§ **WHAT IS NEEDED**
Show every line in the entries below where the word "title" appears.

START EXERCISE INPUTS

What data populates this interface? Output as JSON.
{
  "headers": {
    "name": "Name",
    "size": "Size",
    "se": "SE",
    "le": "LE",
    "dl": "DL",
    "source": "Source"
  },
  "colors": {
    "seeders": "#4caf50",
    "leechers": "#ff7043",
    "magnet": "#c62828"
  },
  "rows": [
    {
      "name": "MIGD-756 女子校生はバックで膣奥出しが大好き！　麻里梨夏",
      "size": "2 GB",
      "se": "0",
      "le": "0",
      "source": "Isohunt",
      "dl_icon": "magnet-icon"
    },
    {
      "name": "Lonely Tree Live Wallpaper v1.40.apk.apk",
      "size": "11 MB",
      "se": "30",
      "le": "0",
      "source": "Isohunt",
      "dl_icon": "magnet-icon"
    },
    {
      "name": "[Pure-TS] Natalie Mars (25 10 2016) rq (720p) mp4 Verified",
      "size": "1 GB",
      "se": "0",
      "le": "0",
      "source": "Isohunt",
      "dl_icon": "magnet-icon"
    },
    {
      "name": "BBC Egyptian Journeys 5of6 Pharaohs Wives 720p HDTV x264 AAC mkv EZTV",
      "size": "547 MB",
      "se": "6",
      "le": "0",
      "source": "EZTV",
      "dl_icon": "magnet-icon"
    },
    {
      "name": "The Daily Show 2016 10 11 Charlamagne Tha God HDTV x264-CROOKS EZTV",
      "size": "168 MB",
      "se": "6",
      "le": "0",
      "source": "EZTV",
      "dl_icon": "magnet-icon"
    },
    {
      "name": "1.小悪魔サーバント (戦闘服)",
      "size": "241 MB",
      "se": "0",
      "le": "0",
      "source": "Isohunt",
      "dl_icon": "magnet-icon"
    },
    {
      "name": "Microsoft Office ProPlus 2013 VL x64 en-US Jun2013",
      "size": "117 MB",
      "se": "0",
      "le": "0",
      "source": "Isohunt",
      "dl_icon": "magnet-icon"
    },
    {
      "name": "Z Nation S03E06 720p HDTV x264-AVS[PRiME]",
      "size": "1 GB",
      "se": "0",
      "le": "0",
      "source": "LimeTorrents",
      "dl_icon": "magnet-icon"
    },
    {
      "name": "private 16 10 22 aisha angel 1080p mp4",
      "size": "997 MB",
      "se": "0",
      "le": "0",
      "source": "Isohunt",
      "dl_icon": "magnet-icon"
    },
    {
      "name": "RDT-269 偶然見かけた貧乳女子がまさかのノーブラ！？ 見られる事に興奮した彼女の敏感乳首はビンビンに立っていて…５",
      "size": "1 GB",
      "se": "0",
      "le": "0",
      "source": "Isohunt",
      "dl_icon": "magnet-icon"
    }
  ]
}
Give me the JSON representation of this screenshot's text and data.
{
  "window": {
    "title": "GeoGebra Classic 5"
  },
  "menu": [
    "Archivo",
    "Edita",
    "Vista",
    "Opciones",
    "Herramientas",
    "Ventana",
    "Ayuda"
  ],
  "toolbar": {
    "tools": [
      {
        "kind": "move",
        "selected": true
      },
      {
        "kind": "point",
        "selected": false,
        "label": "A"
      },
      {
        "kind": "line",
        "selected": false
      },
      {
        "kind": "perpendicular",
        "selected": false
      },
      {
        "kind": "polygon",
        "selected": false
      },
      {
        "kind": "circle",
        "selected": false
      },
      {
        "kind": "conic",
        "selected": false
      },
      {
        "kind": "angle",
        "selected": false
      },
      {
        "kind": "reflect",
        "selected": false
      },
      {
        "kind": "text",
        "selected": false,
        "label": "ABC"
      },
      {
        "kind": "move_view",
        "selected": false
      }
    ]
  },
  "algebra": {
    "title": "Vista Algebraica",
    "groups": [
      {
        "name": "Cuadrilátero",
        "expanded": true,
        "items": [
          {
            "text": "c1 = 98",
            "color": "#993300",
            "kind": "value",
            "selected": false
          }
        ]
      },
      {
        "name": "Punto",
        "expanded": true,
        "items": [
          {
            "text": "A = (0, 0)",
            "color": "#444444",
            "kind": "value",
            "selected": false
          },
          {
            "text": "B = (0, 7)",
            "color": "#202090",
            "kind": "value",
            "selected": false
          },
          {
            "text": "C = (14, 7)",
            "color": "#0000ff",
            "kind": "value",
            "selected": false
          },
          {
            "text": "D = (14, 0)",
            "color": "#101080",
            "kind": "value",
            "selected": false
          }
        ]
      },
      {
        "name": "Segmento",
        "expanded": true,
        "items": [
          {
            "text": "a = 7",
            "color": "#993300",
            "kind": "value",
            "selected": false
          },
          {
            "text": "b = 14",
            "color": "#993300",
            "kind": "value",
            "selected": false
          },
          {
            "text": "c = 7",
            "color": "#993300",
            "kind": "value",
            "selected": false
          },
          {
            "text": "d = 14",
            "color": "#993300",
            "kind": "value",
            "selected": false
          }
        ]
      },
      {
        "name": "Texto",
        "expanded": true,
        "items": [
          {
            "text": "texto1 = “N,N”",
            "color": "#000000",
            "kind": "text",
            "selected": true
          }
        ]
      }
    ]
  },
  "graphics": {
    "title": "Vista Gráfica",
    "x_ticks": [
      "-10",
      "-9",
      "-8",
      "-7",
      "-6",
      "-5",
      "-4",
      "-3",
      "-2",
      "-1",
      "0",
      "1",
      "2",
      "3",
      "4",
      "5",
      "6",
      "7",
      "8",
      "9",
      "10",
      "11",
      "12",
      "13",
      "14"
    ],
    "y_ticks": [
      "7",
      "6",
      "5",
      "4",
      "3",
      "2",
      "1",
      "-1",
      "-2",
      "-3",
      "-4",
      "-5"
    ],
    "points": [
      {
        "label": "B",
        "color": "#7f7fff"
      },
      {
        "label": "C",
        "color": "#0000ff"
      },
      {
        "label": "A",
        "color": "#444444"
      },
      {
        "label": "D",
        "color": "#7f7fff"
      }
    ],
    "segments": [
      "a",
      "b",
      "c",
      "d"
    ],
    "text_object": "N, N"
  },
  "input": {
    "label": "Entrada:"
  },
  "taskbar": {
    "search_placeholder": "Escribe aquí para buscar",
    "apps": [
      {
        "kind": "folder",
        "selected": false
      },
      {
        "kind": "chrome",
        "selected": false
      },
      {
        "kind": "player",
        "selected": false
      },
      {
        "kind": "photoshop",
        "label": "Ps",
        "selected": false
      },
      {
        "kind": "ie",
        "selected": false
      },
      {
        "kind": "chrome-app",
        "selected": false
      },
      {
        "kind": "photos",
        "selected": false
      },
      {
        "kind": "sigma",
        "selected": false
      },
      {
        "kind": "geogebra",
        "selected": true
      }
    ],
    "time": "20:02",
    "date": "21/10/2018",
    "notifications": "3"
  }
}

END EXERCISE INPUTS

§ **SOLUTION**
    "title": "GeoGebra Classic 5"
    "title": "Vista Algebraica",
    "title": "Vista Gráfica",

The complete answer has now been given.